(Exercise goal):
Please print every record exactly as it stands, leaving out the pictures.

(Given entries):
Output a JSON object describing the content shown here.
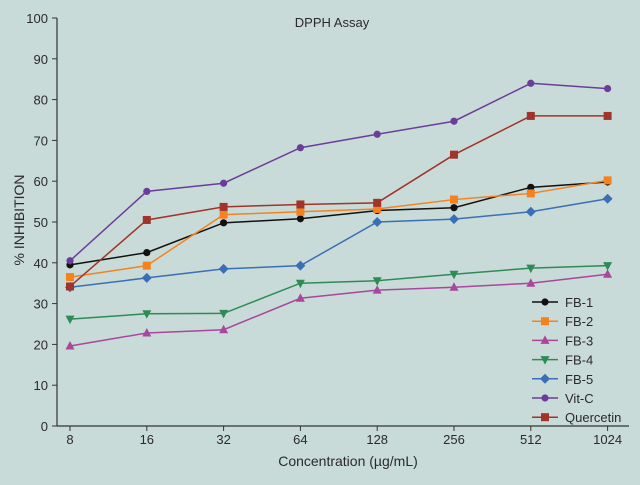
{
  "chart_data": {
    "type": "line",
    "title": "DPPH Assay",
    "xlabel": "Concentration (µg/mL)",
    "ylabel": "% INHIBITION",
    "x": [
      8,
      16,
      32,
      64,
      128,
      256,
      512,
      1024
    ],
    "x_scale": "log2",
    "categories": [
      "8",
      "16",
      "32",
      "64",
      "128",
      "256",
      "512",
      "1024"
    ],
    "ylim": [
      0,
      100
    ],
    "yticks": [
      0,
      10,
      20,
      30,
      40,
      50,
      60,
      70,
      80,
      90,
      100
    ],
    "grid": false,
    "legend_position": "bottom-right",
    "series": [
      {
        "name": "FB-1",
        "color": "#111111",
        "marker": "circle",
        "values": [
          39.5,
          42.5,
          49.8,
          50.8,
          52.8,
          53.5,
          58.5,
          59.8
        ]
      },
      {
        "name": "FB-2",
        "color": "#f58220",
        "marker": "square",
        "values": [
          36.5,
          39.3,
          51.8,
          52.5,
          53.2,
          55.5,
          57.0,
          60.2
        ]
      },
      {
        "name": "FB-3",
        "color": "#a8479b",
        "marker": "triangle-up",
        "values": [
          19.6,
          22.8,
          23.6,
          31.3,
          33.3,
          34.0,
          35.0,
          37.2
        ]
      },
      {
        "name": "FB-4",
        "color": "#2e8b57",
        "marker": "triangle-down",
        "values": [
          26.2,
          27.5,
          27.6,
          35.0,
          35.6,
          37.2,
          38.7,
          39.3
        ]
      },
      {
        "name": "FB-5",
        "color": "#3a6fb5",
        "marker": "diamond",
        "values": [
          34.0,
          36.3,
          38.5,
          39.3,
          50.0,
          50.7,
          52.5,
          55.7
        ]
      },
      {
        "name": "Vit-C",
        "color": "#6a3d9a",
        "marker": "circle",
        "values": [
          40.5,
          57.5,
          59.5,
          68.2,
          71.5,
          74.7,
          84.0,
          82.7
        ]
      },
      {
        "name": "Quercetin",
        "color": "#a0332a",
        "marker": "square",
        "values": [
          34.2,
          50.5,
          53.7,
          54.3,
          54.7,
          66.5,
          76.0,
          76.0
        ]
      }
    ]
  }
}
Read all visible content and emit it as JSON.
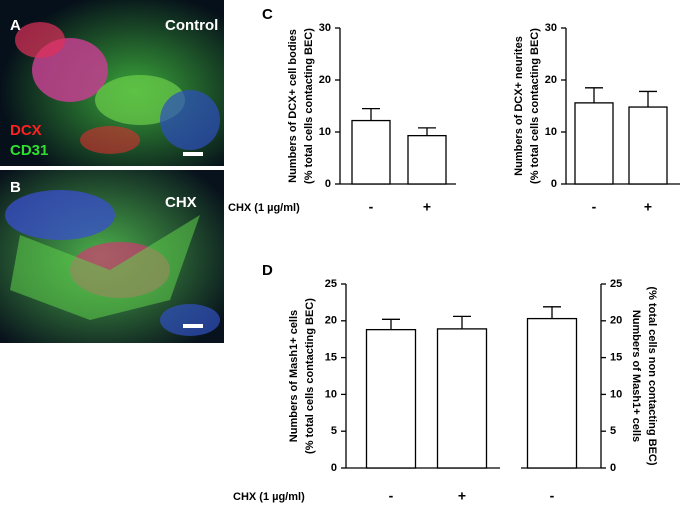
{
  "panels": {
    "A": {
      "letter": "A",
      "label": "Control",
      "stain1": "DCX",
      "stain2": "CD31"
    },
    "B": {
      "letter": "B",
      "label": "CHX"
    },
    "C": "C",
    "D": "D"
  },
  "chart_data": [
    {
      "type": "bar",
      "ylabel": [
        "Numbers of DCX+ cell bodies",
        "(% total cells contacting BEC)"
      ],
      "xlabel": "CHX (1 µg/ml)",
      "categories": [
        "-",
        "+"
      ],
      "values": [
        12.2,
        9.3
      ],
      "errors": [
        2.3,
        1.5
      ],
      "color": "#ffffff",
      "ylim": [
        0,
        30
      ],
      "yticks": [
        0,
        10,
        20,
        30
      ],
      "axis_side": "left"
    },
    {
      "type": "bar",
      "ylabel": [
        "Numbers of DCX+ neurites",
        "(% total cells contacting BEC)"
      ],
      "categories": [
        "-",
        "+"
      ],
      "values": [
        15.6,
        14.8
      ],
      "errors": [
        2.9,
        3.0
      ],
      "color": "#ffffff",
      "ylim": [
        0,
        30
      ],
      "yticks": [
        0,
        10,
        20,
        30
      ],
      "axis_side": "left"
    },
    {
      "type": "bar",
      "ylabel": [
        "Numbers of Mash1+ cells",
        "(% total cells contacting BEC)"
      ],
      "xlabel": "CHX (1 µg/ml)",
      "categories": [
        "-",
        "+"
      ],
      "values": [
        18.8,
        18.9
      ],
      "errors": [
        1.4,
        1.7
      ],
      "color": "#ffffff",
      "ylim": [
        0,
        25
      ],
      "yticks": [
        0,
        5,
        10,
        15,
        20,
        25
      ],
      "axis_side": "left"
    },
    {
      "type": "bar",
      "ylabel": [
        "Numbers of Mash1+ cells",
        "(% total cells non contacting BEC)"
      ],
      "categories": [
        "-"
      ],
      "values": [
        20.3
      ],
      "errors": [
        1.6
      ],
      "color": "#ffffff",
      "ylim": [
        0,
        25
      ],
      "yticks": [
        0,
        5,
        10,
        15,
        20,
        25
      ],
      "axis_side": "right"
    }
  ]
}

(Exercise solution):
Output a JSON object describing the content shown here.
{
  "chart_data": {
    "type": "line",
    "title": "DPPH Assay",
    "xlabel": "Concentration (µg/mL)",
    "ylabel": "% INHIBITION",
    "x": [
      8,
      16,
      32,
      64,
      128,
      256,
      512,
      1024
    ],
    "x_scale": "log2",
    "categories": [
      "8",
      "16",
      "32",
      "64",
      "128",
      "256",
      "512",
      "1024"
    ],
    "ylim": [
      0,
      100
    ],
    "yticks": [
      0,
      10,
      20,
      30,
      40,
      50,
      60,
      70,
      80,
      90,
      100
    ],
    "grid": false,
    "legend_position": "bottom-right",
    "series": [
      {
        "name": "FB-1",
        "color": "#111111",
        "marker": "circle",
        "values": [
          39.5,
          42.5,
          49.8,
          50.8,
          52.8,
          53.5,
          58.5,
          59.8
        ]
      },
      {
        "name": "FB-2",
        "color": "#f58220",
        "marker": "square",
        "values": [
          36.5,
          39.3,
          51.8,
          52.5,
          53.2,
          55.5,
          57.0,
          60.2
        ]
      },
      {
        "name": "FB-3",
        "color": "#a8479b",
        "marker": "triangle-up",
        "values": [
          19.6,
          22.8,
          23.6,
          31.3,
          33.3,
          34.0,
          35.0,
          37.2
        ]
      },
      {
        "name": "FB-4",
        "color": "#2e8b57",
        "marker": "triangle-down",
        "values": [
          26.2,
          27.5,
          27.6,
          35.0,
          35.6,
          37.2,
          38.7,
          39.3
        ]
      },
      {
        "name": "FB-5",
        "color": "#3a6fb5",
        "marker": "diamond",
        "values": [
          34.0,
          36.3,
          38.5,
          39.3,
          50.0,
          50.7,
          52.5,
          55.7
        ]
      },
      {
        "name": "Vit-C",
        "color": "#6a3d9a",
        "marker": "circle",
        "values": [
          40.5,
          57.5,
          59.5,
          68.2,
          71.5,
          74.7,
          84.0,
          82.7
        ]
      },
      {
        "name": "Quercetin",
        "color": "#a0332a",
        "marker": "square",
        "values": [
          34.2,
          50.5,
          53.7,
          54.3,
          54.7,
          66.5,
          76.0,
          76.0
        ]
      }
    ]
  }
}
Read all visible content and emit it as JSON.
{
  "panels": {
    "A": {
      "letter": "A",
      "label": "Control",
      "stain1": "DCX",
      "stain2": "CD31"
    },
    "B": {
      "letter": "B",
      "label": "CHX"
    },
    "C": "C",
    "D": "D"
  },
  "chart_data": [
    {
      "type": "bar",
      "ylabel": [
        "Numbers of DCX+ cell bodies",
        "(% total cells contacting BEC)"
      ],
      "xlabel": "CHX (1 µg/ml)",
      "categories": [
        "-",
        "+"
      ],
      "values": [
        12.2,
        9.3
      ],
      "errors": [
        2.3,
        1.5
      ],
      "color": "#ffffff",
      "ylim": [
        0,
        30
      ],
      "yticks": [
        0,
        10,
        20,
        30
      ],
      "axis_side": "left"
    },
    {
      "type": "bar",
      "ylabel": [
        "Numbers of DCX+ neurites",
        "(% total cells contacting BEC)"
      ],
      "categories": [
        "-",
        "+"
      ],
      "values": [
        15.6,
        14.8
      ],
      "errors": [
        2.9,
        3.0
      ],
      "color": "#ffffff",
      "ylim": [
        0,
        30
      ],
      "yticks": [
        0,
        10,
        20,
        30
      ],
      "axis_side": "left"
    },
    {
      "type": "bar",
      "ylabel": [
        "Numbers of Mash1+ cells",
        "(% total cells contacting BEC)"
      ],
      "xlabel": "CHX (1 µg/ml)",
      "categories": [
        "-",
        "+"
      ],
      "values": [
        18.8,
        18.9
      ],
      "errors": [
        1.4,
        1.7
      ],
      "color": "#ffffff",
      "ylim": [
        0,
        25
      ],
      "yticks": [
        0,
        5,
        10,
        15,
        20,
        25
      ],
      "axis_side": "left"
    },
    {
      "type": "bar",
      "ylabel": [
        "Numbers of Mash1+ cells",
        "(% total cells non contacting BEC)"
      ],
      "categories": [
        "-"
      ],
      "values": [
        20.3
      ],
      "errors": [
        1.6
      ],
      "color": "#ffffff",
      "ylim": [
        0,
        25
      ],
      "yticks": [
        0,
        5,
        10,
        15,
        20,
        25
      ],
      "axis_side": "right"
    }
  ]
}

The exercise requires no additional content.